-- START --
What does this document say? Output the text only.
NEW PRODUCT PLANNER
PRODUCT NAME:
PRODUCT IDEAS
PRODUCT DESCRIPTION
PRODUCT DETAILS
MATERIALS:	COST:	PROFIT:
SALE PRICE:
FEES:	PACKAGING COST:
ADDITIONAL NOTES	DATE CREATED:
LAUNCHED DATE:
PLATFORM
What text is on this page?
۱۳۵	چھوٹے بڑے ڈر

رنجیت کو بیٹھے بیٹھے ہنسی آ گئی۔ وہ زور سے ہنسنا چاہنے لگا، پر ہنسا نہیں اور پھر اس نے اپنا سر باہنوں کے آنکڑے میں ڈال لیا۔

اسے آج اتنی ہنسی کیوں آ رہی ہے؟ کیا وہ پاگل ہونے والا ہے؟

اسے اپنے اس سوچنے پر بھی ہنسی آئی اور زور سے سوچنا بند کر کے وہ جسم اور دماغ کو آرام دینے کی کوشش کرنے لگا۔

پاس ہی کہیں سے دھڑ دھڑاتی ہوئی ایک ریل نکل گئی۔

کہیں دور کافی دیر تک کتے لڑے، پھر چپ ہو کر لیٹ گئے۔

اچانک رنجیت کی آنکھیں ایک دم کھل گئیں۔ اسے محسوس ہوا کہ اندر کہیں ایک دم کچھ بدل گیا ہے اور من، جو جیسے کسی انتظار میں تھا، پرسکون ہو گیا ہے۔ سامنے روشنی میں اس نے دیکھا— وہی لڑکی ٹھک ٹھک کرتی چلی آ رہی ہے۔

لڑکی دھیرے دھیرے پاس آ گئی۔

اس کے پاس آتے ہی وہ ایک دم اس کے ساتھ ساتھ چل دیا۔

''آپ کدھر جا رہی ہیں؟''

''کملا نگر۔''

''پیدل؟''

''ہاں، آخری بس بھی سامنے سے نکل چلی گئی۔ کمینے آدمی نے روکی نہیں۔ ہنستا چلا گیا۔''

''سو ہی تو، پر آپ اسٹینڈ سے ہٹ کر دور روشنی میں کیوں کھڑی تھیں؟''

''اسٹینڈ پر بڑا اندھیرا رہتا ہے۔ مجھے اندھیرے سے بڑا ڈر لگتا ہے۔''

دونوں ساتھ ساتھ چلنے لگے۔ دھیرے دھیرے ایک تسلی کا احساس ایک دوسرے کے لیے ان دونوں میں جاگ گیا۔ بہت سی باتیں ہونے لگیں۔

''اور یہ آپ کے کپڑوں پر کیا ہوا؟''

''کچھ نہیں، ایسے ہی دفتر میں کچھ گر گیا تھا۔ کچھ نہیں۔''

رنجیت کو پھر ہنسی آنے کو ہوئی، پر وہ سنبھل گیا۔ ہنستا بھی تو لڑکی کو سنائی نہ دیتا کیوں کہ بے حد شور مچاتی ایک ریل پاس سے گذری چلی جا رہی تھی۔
-- END --
Transcribe all lines as written.

> Result for this task
What does this document say? Output the text only.
NEW PRODUCT PLANNER
PRODUCT NAME:
PRODUCT IDEAS
PRODUCT DESCRIPTION
PRODUCT DETAILS
MATERIALS:	COST:	PROFIT:
SALE PRICE:
FEES:	PACKAGING COST:
ADDITIONAL NOTES	DATE CREATED:
LAUNCHED DATE:
PLATFORM
What text is on this page?
۱۳۵	چھوٹے بڑے ڈر

رنجیت کو بیٹھے بیٹھے ہنسی آ گئی۔ وہ زور سے ہنسنا چاہنے لگا، پر ہنسا نہیں اور پھر اس نے اپنا سر باہنوں کے آنکڑے میں ڈال لیا۔

اسے آج اتنی ہنسی کیوں آ رہی ہے؟ کیا وہ پاگل ہونے والا ہے؟

اسے اپنے اس سوچنے پر بھی ہنسی آئی اور زور سے سوچنا بند کر کے وہ جسم اور دماغ کو آرام دینے کی کوشش کرنے لگا۔

پاس ہی کہیں سے دھڑ دھڑاتی ہوئی ایک ریل نکل گئی۔

کہیں دور کافی دیر تک کتے لڑے، پھر چپ ہو کر لیٹ گئے۔

اچانک رنجیت کی آنکھیں ایک دم کھل گئیں۔ اسے محسوس ہوا کہ اندر کہیں ایک دم کچھ بدل گیا ہے اور من، جو جیسے کسی انتظار میں تھا، پرسکون ہو گیا ہے۔ سامنے روشنی میں اس نے دیکھا— وہی لڑکی ٹھک ٹھک کرتی چلی آ رہی ہے۔

لڑکی دھیرے دھیرے پاس آ گئی۔

اس کے پاس آتے ہی وہ ایک دم اس کے ساتھ ساتھ چل دیا۔

''آپ کدھر جا رہی ہیں؟''

''کملا نگر۔''

''پیدل؟''

''ہاں، آخری بس بھی سامنے سے نکل چلی گئی۔ کمینے آدمی نے روکی نہیں۔ ہنستا چلا گیا۔''

''سو ہی تو، پر آپ اسٹینڈ سے ہٹ کر دور روشنی میں کیوں کھڑی تھیں؟''

''اسٹینڈ پر بڑا اندھیرا رہتا ہے۔ مجھے اندھیرے سے بڑا ڈر لگتا ہے۔''

دونوں ساتھ ساتھ چلنے لگے۔ دھیرے دھیرے ایک تسلی کا احساس ایک دوسرے کے لیے ان دونوں میں جاگ گیا۔ بہت سی باتیں ہونے لگیں۔

''اور یہ آپ کے کپڑوں پر کیا ہوا؟''

''کچھ نہیں، ایسے ہی دفتر میں کچھ گر گیا تھا۔ کچھ نہیں۔''

رنجیت کو پھر ہنسی آنے کو ہوئی، پر وہ سنبھل گیا۔ ہنستا بھی تو لڑکی کو سنائی نہ دیتا کیوں کہ بے حد شور مچاتی ایک ریل پاس سے گذری چلی جا رہی تھی۔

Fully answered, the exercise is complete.